### Provided entries
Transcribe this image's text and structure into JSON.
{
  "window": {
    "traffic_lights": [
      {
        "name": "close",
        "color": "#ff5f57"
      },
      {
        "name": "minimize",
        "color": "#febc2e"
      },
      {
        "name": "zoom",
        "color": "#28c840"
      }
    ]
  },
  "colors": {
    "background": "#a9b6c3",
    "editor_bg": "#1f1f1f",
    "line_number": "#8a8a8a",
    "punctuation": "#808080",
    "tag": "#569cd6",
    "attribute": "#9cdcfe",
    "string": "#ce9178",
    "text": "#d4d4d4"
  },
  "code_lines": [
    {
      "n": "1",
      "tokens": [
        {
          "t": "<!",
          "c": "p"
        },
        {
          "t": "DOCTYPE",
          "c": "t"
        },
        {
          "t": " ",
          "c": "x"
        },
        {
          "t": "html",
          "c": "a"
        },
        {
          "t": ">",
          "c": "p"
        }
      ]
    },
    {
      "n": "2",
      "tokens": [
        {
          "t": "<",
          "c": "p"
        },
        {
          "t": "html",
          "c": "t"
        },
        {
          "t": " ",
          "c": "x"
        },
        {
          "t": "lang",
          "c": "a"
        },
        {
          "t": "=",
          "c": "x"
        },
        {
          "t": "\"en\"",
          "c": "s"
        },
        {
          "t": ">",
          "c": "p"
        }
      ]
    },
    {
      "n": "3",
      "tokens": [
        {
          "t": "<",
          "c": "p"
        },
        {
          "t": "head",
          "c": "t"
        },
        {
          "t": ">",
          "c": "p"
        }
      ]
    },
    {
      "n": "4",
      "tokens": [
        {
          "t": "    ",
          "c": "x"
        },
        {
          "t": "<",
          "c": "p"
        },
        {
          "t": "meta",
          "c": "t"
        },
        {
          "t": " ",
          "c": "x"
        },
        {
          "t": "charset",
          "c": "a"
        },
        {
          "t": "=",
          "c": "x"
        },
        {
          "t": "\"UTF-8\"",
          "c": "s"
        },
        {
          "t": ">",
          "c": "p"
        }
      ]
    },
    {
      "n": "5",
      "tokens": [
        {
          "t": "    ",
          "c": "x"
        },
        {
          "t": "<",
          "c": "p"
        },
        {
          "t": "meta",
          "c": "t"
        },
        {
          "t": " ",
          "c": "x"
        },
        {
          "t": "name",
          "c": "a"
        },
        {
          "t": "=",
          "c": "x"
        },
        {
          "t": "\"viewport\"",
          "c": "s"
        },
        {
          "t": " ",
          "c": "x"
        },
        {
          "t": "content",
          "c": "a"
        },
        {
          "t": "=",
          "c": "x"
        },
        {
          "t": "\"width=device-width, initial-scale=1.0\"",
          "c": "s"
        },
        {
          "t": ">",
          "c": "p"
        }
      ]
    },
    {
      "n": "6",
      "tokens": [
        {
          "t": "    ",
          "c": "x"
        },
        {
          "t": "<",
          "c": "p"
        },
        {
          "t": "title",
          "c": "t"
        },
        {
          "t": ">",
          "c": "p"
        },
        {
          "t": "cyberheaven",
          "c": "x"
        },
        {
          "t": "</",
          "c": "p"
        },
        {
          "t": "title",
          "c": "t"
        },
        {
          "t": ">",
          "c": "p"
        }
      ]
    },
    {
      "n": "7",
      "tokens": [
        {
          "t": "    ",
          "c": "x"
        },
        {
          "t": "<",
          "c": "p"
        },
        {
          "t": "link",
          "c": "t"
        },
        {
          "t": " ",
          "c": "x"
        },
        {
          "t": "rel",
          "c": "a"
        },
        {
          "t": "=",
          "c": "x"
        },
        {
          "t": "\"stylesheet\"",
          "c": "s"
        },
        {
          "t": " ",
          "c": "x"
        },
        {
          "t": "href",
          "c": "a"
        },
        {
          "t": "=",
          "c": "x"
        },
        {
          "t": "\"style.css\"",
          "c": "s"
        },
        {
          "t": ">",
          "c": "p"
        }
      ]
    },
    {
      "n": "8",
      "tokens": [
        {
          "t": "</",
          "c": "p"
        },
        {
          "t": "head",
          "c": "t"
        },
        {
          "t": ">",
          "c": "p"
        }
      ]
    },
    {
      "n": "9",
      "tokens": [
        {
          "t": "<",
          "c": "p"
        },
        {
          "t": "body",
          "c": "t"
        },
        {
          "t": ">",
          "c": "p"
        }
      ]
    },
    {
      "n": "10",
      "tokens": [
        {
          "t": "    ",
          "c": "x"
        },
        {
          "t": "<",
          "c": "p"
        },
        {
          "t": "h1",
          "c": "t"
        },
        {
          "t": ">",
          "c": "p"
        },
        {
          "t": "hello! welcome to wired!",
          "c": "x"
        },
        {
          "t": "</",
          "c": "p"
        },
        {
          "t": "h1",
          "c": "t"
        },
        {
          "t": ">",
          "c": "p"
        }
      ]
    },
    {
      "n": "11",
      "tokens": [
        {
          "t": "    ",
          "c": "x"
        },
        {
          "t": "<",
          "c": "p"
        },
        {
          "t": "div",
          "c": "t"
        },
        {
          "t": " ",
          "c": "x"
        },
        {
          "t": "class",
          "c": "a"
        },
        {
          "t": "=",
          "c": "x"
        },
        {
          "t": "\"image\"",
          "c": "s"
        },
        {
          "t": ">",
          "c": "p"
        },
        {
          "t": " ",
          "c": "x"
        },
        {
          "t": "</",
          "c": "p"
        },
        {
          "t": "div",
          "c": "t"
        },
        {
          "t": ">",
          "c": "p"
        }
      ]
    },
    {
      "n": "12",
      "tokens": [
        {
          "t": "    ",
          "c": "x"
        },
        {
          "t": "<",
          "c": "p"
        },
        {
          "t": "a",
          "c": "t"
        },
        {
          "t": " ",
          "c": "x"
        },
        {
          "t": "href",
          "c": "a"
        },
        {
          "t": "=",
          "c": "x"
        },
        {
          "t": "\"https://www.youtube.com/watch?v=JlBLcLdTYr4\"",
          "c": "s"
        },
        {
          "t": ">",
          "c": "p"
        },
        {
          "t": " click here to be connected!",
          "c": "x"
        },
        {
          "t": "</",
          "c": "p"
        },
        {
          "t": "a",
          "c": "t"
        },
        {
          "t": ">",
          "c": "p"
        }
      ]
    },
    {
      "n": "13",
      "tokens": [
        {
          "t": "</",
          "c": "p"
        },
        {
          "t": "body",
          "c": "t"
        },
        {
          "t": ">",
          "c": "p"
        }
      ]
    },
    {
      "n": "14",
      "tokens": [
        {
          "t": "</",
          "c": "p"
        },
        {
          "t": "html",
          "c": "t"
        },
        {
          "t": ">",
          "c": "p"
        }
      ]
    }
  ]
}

### Exercise
Copy every line that includes the string "text" from the material above.

### Response
Transcribe this image's text and structure into JSON.
    "text": "#d4d4d4"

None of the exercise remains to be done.